=== WHAT TO WORK ON ===
Repeat the listing in full. Nothing may be added or left out.

=== MATERIALS PROVIDED ===
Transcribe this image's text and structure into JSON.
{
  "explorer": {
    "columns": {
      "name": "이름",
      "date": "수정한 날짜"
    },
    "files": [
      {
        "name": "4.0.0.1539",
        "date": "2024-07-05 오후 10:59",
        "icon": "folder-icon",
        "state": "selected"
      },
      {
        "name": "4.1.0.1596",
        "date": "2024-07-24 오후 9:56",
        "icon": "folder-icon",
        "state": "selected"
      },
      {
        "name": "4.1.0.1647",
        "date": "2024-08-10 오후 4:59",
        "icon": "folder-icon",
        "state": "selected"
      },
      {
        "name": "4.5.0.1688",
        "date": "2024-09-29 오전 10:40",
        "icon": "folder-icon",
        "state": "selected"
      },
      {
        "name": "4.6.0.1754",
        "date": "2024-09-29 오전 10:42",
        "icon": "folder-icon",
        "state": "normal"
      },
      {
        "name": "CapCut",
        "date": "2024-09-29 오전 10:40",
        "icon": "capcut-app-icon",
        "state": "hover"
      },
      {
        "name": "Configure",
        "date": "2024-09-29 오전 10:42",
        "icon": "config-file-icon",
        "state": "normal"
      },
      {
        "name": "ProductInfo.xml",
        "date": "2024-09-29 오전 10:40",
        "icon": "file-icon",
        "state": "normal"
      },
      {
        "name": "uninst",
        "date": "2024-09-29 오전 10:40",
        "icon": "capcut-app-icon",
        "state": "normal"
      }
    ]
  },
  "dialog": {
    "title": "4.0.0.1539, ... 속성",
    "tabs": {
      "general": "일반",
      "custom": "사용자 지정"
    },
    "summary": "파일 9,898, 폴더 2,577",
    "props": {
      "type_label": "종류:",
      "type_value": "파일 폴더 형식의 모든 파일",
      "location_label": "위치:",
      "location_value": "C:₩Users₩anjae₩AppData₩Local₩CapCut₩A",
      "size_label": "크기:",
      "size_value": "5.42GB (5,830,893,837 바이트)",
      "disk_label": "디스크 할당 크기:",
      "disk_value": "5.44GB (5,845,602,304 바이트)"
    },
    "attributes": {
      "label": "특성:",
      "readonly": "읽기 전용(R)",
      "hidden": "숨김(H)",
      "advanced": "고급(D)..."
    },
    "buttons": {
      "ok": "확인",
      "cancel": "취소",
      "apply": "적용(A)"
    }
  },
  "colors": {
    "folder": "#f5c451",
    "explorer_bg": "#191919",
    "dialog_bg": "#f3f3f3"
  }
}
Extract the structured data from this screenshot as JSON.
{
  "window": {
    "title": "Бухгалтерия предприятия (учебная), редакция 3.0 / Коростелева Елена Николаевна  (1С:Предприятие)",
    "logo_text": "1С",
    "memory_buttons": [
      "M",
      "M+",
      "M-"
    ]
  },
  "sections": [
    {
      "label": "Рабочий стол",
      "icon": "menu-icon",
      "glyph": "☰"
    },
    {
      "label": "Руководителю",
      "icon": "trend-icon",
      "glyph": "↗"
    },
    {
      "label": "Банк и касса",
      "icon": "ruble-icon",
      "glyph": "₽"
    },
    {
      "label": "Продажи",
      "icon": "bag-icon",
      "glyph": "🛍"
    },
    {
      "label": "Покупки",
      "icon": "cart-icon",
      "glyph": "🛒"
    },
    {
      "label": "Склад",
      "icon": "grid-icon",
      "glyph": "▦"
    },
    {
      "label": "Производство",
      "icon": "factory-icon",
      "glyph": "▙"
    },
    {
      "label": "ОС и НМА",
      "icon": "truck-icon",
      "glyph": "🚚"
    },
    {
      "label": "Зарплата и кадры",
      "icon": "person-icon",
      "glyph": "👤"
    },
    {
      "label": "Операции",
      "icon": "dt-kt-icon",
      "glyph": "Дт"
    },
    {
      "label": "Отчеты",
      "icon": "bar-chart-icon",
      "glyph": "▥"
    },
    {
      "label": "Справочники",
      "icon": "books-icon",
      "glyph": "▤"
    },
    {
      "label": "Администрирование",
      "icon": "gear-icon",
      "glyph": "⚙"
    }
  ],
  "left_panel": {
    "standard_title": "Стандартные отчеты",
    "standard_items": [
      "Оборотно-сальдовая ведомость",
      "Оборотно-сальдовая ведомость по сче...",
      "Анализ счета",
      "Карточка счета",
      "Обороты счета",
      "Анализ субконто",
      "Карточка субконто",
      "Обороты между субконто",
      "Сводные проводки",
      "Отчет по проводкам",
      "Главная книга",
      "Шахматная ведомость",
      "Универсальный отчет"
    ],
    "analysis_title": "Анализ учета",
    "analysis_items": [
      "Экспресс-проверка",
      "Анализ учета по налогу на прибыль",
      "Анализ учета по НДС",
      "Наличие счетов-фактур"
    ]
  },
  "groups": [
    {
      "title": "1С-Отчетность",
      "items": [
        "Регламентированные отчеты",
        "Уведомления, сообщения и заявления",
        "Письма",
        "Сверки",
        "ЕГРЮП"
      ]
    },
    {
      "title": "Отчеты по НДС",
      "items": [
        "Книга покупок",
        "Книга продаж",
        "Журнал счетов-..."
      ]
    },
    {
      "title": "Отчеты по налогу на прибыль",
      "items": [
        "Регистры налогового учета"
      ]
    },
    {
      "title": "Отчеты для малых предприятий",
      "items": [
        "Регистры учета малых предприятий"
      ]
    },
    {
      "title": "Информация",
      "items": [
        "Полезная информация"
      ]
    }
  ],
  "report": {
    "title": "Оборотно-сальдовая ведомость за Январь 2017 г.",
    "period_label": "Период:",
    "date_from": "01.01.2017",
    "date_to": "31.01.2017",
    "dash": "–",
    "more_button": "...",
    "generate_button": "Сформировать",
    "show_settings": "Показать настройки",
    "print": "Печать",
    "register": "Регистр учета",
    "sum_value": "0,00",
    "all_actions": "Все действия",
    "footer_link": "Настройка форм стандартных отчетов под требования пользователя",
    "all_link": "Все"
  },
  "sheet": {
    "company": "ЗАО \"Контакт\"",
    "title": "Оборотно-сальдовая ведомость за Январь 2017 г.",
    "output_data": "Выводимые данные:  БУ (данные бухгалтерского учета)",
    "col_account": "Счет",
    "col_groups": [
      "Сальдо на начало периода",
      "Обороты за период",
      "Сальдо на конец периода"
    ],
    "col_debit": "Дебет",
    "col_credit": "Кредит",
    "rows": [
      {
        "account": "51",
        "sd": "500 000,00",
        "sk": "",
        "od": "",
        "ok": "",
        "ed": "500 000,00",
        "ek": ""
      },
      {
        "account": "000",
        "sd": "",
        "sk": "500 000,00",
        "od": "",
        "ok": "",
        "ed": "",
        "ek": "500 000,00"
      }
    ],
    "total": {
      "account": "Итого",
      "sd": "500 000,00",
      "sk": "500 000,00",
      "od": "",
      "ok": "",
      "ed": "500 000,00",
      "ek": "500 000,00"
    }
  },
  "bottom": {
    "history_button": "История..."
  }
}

=== TASK SOLUTION ===
Transcribe this image's text and structure into JSON.
{
  "explorer": {
    "columns": {
      "name": "이름",
      "date": "수정한 날짜"
    },
    "files": [
      {
        "name": "4.0.0.1539",
        "date": "2024-07-05 오후 10:59",
        "icon": "folder-icon",
        "state": "selected"
      },
      {
        "name": "4.1.0.1596",
        "date": "2024-07-24 오후 9:56",
        "icon": "folder-icon",
        "state": "selected"
      },
      {
        "name": "4.1.0.1647",
        "date": "2024-08-10 오후 4:59",
        "icon": "folder-icon",
        "state": "selected"
      },
      {
        "name": "4.5.0.1688",
        "date": "2024-09-29 오전 10:40",
        "icon": "folder-icon",
        "state": "selected"
      },
      {
        "name": "4.6.0.1754",
        "date": "2024-09-29 오전 10:42",
        "icon": "folder-icon",
        "state": "normal"
      },
      {
        "name": "CapCut",
        "date": "2024-09-29 오전 10:40",
        "icon": "capcut-app-icon",
        "state": "hover"
      },
      {
        "name": "Configure",
        "date": "2024-09-29 오전 10:42",
        "icon": "config-file-icon",
        "state": "normal"
      },
      {
        "name": "ProductInfo.xml",
        "date": "2024-09-29 오전 10:40",
        "icon": "file-icon",
        "state": "normal"
      },
      {
        "name": "uninst",
        "date": "2024-09-29 오전 10:40",
        "icon": "capcut-app-icon",
        "state": "normal"
      }
    ]
  },
  "dialog": {
    "title": "4.0.0.1539, ... 속성",
    "tabs": {
      "general": "일반",
      "custom": "사용자 지정"
    },
    "summary": "파일 9,898, 폴더 2,577",
    "props": {
      "type_label": "종류:",
      "type_value": "파일 폴더 형식의 모든 파일",
      "location_label": "위치:",
      "location_value": "C:₩Users₩anjae₩AppData₩Local₩CapCut₩A",
      "size_label": "크기:",
      "size_value": "5.42GB (5,830,893,837 바이트)",
      "disk_label": "디스크 할당 크기:",
      "disk_value": "5.44GB (5,845,602,304 바이트)"
    },
    "attributes": {
      "label": "특성:",
      "readonly": "읽기 전용(R)",
      "hidden": "숨김(H)",
      "advanced": "고급(D)..."
    },
    "buttons": {
      "ok": "확인",
      "cancel": "취소",
      "apply": "적용(A)"
    }
  },
  "colors": {
    "folder": "#f5c451",
    "explorer_bg": "#191919",
    "dialog_bg": "#f3f3f3"
  }
}
Extract the structured data from this screenshot as JSON.
{
  "window": {
    "title": "Бухгалтерия предприятия (учебная), редакция 3.0 / Коростелева Елена Николаевна  (1С:Предприятие)",
    "logo_text": "1С",
    "memory_buttons": [
      "M",
      "M+",
      "M-"
    ]
  },
  "sections": [
    {
      "label": "Рабочий стол",
      "icon": "menu-icon",
      "glyph": "☰"
    },
    {
      "label": "Руководителю",
      "icon": "trend-icon",
      "glyph": "↗"
    },
    {
      "label": "Банк и касса",
      "icon": "ruble-icon",
      "glyph": "₽"
    },
    {
      "label": "Продажи",
      "icon": "bag-icon",
      "glyph": "🛍"
    },
    {
      "label": "Покупки",
      "icon": "cart-icon",
      "glyph": "🛒"
    },
    {
      "label": "Склад",
      "icon": "grid-icon",
      "glyph": "▦"
    },
    {
      "label": "Производство",
      "icon": "factory-icon",
      "glyph": "▙"
    },
    {
      "label": "ОС и НМА",
      "icon": "truck-icon",
      "glyph": "🚚"
    },
    {
      "label": "Зарплата и кадры",
      "icon": "person-icon",
      "glyph": "👤"
    },
    {
      "label": "Операции",
      "icon": "dt-kt-icon",
      "glyph": "Дт"
    },
    {
      "label": "Отчеты",
      "icon": "bar-chart-icon",
      "glyph": "▥"
    },
    {
      "label": "Справочники",
      "icon": "books-icon",
      "glyph": "▤"
    },
    {
      "label": "Администрирование",
      "icon": "gear-icon",
      "glyph": "⚙"
    }
  ],
  "left_panel": {
    "standard_title": "Стандартные отчеты",
    "standard_items": [
      "Оборотно-сальдовая ведомость",
      "Оборотно-сальдовая ведомость по сче...",
      "Анализ счета",
      "Карточка счета",
      "Обороты счета",
      "Анализ субконто",
      "Карточка субконто",
      "Обороты между субконто",
      "Сводные проводки",
      "Отчет по проводкам",
      "Главная книга",
      "Шахматная ведомость",
      "Универсальный отчет"
    ],
    "analysis_title": "Анализ учета",
    "analysis_items": [
      "Экспресс-проверка",
      "Анализ учета по налогу на прибыль",
      "Анализ учета по НДС",
      "Наличие счетов-фактур"
    ]
  },
  "groups": [
    {
      "title": "1С-Отчетность",
      "items": [
        "Регламентированные отчеты",
        "Уведомления, сообщения и заявления",
        "Письма",
        "Сверки",
        "ЕГРЮП"
      ]
    },
    {
      "title": "Отчеты по НДС",
      "items": [
        "Книга покупок",
        "Книга продаж",
        "Журнал счетов-..."
      ]
    },
    {
      "title": "Отчеты по налогу на прибыль",
      "items": [
        "Регистры налогового учета"
      ]
    },
    {
      "title": "Отчеты для малых предприятий",
      "items": [
        "Регистры учета малых предприятий"
      ]
    },
    {
      "title": "Информация",
      "items": [
        "Полезная информация"
      ]
    }
  ],
  "report": {
    "title": "Оборотно-сальдовая ведомость за Январь 2017 г.",
    "period_label": "Период:",
    "date_from": "01.01.2017",
    "date_to": "31.01.2017",
    "dash": "–",
    "more_button": "...",
    "generate_button": "Сформировать",
    "show_settings": "Показать настройки",
    "print": "Печать",
    "register": "Регистр учета",
    "sum_value": "0,00",
    "all_actions": "Все действия",
    "footer_link": "Настройка форм стандартных отчетов под требования пользователя",
    "all_link": "Все"
  },
  "sheet": {
    "company": "ЗАО \"Контакт\"",
    "title": "Оборотно-сальдовая ведомость за Январь 2017 г.",
    "output_data": "Выводимые данные:  БУ (данные бухгалтерского учета)",
    "col_account": "Счет",
    "col_groups": [
      "Сальдо на начало периода",
      "Обороты за период",
      "Сальдо на конец периода"
    ],
    "col_debit": "Дебет",
    "col_credit": "Кредит",
    "rows": [
      {
        "account": "51",
        "sd": "500 000,00",
        "sk": "",
        "od": "",
        "ok": "",
        "ed": "500 000,00",
        "ek": ""
      },
      {
        "account": "000",
        "sd": "",
        "sk": "500 000,00",
        "od": "",
        "ok": "",
        "ed": "",
        "ek": "500 000,00"
      }
    ],
    "total": {
      "account": "Итого",
      "sd": "500 000,00",
      "sk": "500 000,00",
      "od": "",
      "ok": "",
      "ed": "500 000,00",
      "ek": "500 000,00"
    }
  },
  "bottom": {
    "history_button": "История..."
  }
}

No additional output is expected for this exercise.